Exercise brief: Repeat every line of the material, character for character.

(Raw records)
======

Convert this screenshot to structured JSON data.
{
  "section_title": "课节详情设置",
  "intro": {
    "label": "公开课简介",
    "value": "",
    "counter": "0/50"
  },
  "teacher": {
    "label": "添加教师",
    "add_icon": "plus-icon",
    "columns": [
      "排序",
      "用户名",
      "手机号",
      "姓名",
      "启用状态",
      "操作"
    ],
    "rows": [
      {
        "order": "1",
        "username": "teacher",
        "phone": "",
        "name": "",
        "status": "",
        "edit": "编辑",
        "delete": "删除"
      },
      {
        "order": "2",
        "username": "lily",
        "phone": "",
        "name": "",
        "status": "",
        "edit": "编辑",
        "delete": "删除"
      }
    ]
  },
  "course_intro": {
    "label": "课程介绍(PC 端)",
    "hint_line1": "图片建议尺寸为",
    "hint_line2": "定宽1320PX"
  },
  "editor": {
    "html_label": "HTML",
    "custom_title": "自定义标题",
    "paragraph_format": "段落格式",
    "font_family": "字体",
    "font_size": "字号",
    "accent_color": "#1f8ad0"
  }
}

======

Task result:
Convert this screenshot to structured JSON data.
{
  "section_title": "课节详情设置",
  "intro": {
    "label": "公开课简介",
    "value": "",
    "counter": "0/50"
  },
  "teacher": {
    "label": "添加教师",
    "add_icon": "plus-icon",
    "columns": [
      "排序",
      "用户名",
      "手机号",
      "姓名",
      "启用状态",
      "操作"
    ],
    "rows": [
      {
        "order": "1",
        "username": "teacher",
        "phone": "",
        "name": "",
        "status": "",
        "edit": "编辑",
        "delete": "删除"
      },
      {
        "order": "2",
        "username": "lily",
        "phone": "",
        "name": "",
        "status": "",
        "edit": "编辑",
        "delete": "删除"
      }
    ]
  },
  "course_intro": {
    "label": "课程介绍(PC 端)",
    "hint_line1": "图片建议尺寸为",
    "hint_line2": "定宽1320PX"
  },
  "editor": {
    "html_label": "HTML",
    "custom_title": "自定义标题",
    "paragraph_format": "段落格式",
    "font_family": "字体",
    "font_size": "字号",
    "accent_color": "#1f8ad0"
  }
}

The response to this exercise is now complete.